Element placement data:

┌──

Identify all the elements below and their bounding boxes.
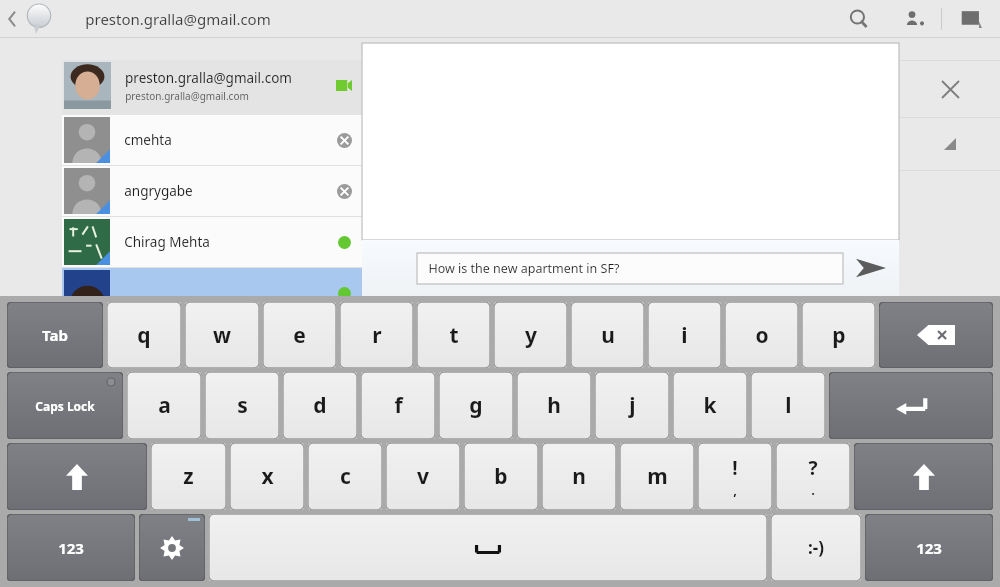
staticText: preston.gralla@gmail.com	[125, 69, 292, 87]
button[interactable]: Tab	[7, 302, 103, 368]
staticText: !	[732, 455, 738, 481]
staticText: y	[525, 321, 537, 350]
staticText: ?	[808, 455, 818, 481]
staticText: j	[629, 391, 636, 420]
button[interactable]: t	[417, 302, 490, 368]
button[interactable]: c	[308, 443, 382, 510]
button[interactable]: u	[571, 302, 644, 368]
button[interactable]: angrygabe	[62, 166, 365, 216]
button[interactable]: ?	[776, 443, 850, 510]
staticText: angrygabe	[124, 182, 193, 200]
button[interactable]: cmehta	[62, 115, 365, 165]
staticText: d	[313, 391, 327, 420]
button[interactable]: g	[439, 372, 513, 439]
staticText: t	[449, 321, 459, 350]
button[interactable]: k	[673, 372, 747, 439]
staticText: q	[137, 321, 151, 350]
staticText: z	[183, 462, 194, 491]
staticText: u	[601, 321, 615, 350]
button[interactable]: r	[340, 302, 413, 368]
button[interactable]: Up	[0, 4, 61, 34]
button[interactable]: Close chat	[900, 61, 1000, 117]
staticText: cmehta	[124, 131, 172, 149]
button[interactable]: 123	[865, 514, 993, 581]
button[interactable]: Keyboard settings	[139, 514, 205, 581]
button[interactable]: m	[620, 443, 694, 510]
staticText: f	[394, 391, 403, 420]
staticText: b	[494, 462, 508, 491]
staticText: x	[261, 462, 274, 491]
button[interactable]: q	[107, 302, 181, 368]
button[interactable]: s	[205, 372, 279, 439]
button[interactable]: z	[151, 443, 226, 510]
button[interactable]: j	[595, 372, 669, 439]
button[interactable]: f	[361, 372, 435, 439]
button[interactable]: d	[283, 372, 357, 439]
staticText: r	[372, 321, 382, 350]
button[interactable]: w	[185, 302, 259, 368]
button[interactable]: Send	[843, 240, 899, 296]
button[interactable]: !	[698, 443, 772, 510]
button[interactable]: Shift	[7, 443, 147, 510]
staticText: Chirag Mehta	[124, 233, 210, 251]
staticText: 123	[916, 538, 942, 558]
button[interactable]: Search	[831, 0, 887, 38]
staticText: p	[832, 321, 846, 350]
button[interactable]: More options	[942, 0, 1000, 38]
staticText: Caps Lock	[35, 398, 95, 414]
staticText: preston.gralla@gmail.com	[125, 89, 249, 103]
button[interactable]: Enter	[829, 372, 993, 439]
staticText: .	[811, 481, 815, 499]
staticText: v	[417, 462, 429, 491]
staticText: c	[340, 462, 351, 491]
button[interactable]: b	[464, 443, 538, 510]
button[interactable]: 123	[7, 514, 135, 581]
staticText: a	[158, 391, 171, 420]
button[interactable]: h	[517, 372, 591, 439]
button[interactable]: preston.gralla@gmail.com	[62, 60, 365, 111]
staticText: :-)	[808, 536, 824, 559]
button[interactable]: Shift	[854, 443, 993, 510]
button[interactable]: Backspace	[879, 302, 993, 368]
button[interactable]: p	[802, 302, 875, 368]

└──

Retype the entire listing above line for line, with no changes, and omit the picture.

Identify all the elements below and their bounding boxes.
staticText: preston.gralla@gmail.com	[125, 69, 292, 87]
button[interactable]: Tab	[7, 302, 103, 368]
staticText: !	[732, 455, 738, 481]
staticText: y	[525, 321, 537, 350]
staticText: ?	[808, 455, 818, 481]
staticText: j	[629, 391, 636, 420]
button[interactable]: t	[417, 302, 490, 368]
button[interactable]: c	[308, 443, 382, 510]
button[interactable]: u	[571, 302, 644, 368]
button[interactable]: angrygabe	[62, 166, 365, 216]
button[interactable]: ?	[776, 443, 850, 510]
staticText: angrygabe	[124, 182, 193, 200]
button[interactable]: cmehta	[62, 115, 365, 165]
staticText: d	[313, 391, 327, 420]
button[interactable]: g	[439, 372, 513, 439]
staticText: t	[449, 321, 459, 350]
button[interactable]: k	[673, 372, 747, 439]
staticText: q	[137, 321, 151, 350]
staticText: z	[183, 462, 194, 491]
staticText: u	[601, 321, 615, 350]
button[interactable]: r	[340, 302, 413, 368]
button[interactable]: Up	[0, 4, 61, 34]
button[interactable]: Close chat	[900, 61, 1000, 117]
staticText: cmehta	[124, 131, 172, 149]
button[interactable]: 123	[865, 514, 993, 581]
button[interactable]: Keyboard settings	[139, 514, 205, 581]
button[interactable]: m	[620, 443, 694, 510]
staticText: f	[394, 391, 403, 420]
staticText: b	[494, 462, 508, 491]
staticText: x	[261, 462, 274, 491]
button[interactable]: q	[107, 302, 181, 368]
button[interactable]: s	[205, 372, 279, 439]
button[interactable]: z	[151, 443, 226, 510]
button[interactable]: j	[595, 372, 669, 439]
button[interactable]: f	[361, 372, 435, 439]
button[interactable]: d	[283, 372, 357, 439]
staticText: r	[372, 321, 382, 350]
button[interactable]: w	[185, 302, 259, 368]
button[interactable]: Send	[843, 240, 899, 296]
button[interactable]: !	[698, 443, 772, 510]
button[interactable]: Shift	[7, 443, 147, 510]
staticText: Chirag Mehta	[124, 233, 210, 251]
staticText: 123	[916, 538, 942, 558]
button[interactable]: Search	[831, 0, 887, 38]
staticText: p	[832, 321, 846, 350]
button[interactable]: More options	[942, 0, 1000, 38]
staticText: Caps Lock	[35, 398, 95, 414]
staticText: preston.gralla@gmail.com	[125, 89, 249, 103]
button[interactable]: Enter	[829, 372, 993, 439]
staticText: .	[811, 481, 815, 499]
staticText: v	[417, 462, 429, 491]
staticText: c	[340, 462, 351, 491]
button[interactable]: b	[464, 443, 538, 510]
button[interactable]: 123	[7, 514, 135, 581]
staticText: a	[158, 391, 171, 420]
button[interactable]: h	[517, 372, 591, 439]
button[interactable]: preston.gralla@gmail.com	[62, 60, 365, 111]
staticText: :-)	[808, 536, 824, 559]
button[interactable]: Shift	[854, 443, 993, 510]
button[interactable]: Backspace	[879, 302, 993, 368]
button[interactable]: p	[802, 302, 875, 368]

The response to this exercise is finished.